- Exercise
Can the data below be echoed back word for word?

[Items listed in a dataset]
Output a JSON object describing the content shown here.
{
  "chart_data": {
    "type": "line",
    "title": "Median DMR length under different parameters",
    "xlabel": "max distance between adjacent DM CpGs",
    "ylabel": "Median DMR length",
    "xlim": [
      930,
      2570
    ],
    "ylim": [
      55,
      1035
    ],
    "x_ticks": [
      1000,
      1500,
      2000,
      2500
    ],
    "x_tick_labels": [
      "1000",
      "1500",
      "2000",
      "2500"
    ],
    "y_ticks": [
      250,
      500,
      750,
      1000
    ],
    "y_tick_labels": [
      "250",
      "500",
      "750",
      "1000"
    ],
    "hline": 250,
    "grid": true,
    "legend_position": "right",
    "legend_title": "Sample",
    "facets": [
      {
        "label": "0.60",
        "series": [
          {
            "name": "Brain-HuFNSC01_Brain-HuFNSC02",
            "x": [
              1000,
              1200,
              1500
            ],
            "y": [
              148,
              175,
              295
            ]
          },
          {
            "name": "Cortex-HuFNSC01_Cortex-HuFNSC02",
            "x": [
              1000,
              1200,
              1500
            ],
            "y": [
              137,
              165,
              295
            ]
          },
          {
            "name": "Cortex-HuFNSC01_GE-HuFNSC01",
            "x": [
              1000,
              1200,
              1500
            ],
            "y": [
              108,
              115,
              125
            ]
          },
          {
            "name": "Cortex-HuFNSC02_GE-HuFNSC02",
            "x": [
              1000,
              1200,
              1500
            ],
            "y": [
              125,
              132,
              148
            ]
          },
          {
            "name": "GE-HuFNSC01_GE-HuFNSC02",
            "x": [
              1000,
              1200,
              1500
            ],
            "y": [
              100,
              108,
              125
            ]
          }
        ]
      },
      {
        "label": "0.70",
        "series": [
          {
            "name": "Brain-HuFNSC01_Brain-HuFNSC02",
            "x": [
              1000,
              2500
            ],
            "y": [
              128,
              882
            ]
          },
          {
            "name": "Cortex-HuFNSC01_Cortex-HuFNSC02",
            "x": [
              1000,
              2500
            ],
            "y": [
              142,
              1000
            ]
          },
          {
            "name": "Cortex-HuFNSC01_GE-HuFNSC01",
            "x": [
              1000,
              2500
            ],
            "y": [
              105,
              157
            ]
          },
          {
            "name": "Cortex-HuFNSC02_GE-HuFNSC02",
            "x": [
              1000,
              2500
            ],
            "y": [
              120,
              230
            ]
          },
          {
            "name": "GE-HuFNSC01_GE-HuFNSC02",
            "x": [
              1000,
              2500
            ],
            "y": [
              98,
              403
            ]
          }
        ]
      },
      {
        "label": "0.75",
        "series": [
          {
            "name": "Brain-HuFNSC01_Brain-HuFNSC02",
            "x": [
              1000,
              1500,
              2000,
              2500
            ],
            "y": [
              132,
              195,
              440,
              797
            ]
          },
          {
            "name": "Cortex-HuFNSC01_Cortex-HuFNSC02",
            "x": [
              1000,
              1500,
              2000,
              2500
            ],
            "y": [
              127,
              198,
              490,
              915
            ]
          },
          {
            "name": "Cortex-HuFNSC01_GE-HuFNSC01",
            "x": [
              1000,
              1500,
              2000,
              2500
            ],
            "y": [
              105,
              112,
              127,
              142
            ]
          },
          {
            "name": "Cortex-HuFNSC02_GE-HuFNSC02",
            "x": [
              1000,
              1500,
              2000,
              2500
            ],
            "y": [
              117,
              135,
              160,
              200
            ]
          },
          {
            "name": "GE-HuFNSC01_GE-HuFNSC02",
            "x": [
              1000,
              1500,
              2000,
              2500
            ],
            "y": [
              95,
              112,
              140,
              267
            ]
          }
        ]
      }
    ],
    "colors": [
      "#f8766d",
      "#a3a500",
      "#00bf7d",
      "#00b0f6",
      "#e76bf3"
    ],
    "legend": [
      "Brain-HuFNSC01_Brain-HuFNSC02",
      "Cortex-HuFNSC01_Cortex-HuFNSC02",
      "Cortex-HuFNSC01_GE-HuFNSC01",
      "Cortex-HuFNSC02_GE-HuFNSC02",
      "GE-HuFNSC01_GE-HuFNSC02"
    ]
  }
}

- Solution to the problem
Output a JSON object describing the content shown here.
{
  "chart_data": {
    "type": "line",
    "title": "Median DMR length under different parameters",
    "xlabel": "max distance between adjacent DM CpGs",
    "ylabel": "Median DMR length",
    "xlim": [
      930,
      2570
    ],
    "ylim": [
      55,
      1035
    ],
    "x_ticks": [
      1000,
      1500,
      2000,
      2500
    ],
    "x_tick_labels": [
      "1000",
      "1500",
      "2000",
      "2500"
    ],
    "y_ticks": [
      250,
      500,
      750,
      1000
    ],
    "y_tick_labels": [
      "250",
      "500",
      "750",
      "1000"
    ],
    "hline": 250,
    "grid": true,
    "legend_position": "right",
    "legend_title": "Sample",
    "facets": [
      {
        "label": "0.60",
        "series": [
          {
            "name": "Brain-HuFNSC01_Brain-HuFNSC02",
            "x": [
              1000,
              1200,
              1500
            ],
            "y": [
              148,
              175,
              295
            ]
          },
          {
            "name": "Cortex-HuFNSC01_Cortex-HuFNSC02",
            "x": [
              1000,
              1200,
              1500
            ],
            "y": [
              137,
              165,
              295
            ]
          },
          {
            "name": "Cortex-HuFNSC01_GE-HuFNSC01",
            "x": [
              1000,
              1200,
              1500
            ],
            "y": [
              108,
              115,
              125
            ]
          },
          {
            "name": "Cortex-HuFNSC02_GE-HuFNSC02",
            "x": [
              1000,
              1200,
              1500
            ],
            "y": [
              125,
              132,
              148
            ]
          },
          {
            "name": "GE-HuFNSC01_GE-HuFNSC02",
            "x": [
              1000,
              1200,
              1500
            ],
            "y": [
              100,
              108,
              125
            ]
          }
        ]
      },
      {
        "label": "0.70",
        "series": [
          {
            "name": "Brain-HuFNSC01_Brain-HuFNSC02",
            "x": [
              1000,
              2500
            ],
            "y": [
              128,
              882
            ]
          },
          {
            "name": "Cortex-HuFNSC01_Cortex-HuFNSC02",
            "x": [
              1000,
              2500
            ],
            "y": [
              142,
              1000
            ]
          },
          {
            "name": "Cortex-HuFNSC01_GE-HuFNSC01",
            "x": [
              1000,
              2500
            ],
            "y": [
              105,
              157
            ]
          },
          {
            "name": "Cortex-HuFNSC02_GE-HuFNSC02",
            "x": [
              1000,
              2500
            ],
            "y": [
              120,
              230
            ]
          },
          {
            "name": "GE-HuFNSC01_GE-HuFNSC02",
            "x": [
              1000,
              2500
            ],
            "y": [
              98,
              403
            ]
          }
        ]
      },
      {
        "label": "0.75",
        "series": [
          {
            "name": "Brain-HuFNSC01_Brain-HuFNSC02",
            "x": [
              1000,
              1500,
              2000,
              2500
            ],
            "y": [
              132,
              195,
              440,
              797
            ]
          },
          {
            "name": "Cortex-HuFNSC01_Cortex-HuFNSC02",
            "x": [
              1000,
              1500,
              2000,
              2500
            ],
            "y": [
              127,
              198,
              490,
              915
            ]
          },
          {
            "name": "Cortex-HuFNSC01_GE-HuFNSC01",
            "x": [
              1000,
              1500,
              2000,
              2500
            ],
            "y": [
              105,
              112,
              127,
              142
            ]
          },
          {
            "name": "Cortex-HuFNSC02_GE-HuFNSC02",
            "x": [
              1000,
              1500,
              2000,
              2500
            ],
            "y": [
              117,
              135,
              160,
              200
            ]
          },
          {
            "name": "GE-HuFNSC01_GE-HuFNSC02",
            "x": [
              1000,
              1500,
              2000,
              2500
            ],
            "y": [
              95,
              112,
              140,
              267
            ]
          }
        ]
      }
    ],
    "colors": [
      "#f8766d",
      "#a3a500",
      "#00bf7d",
      "#00b0f6",
      "#e76bf3"
    ],
    "legend": [
      "Brain-HuFNSC01_Brain-HuFNSC02",
      "Cortex-HuFNSC01_Cortex-HuFNSC02",
      "Cortex-HuFNSC01_GE-HuFNSC01",
      "Cortex-HuFNSC02_GE-HuFNSC02",
      "GE-HuFNSC01_GE-HuFNSC02"
    ]
  }
}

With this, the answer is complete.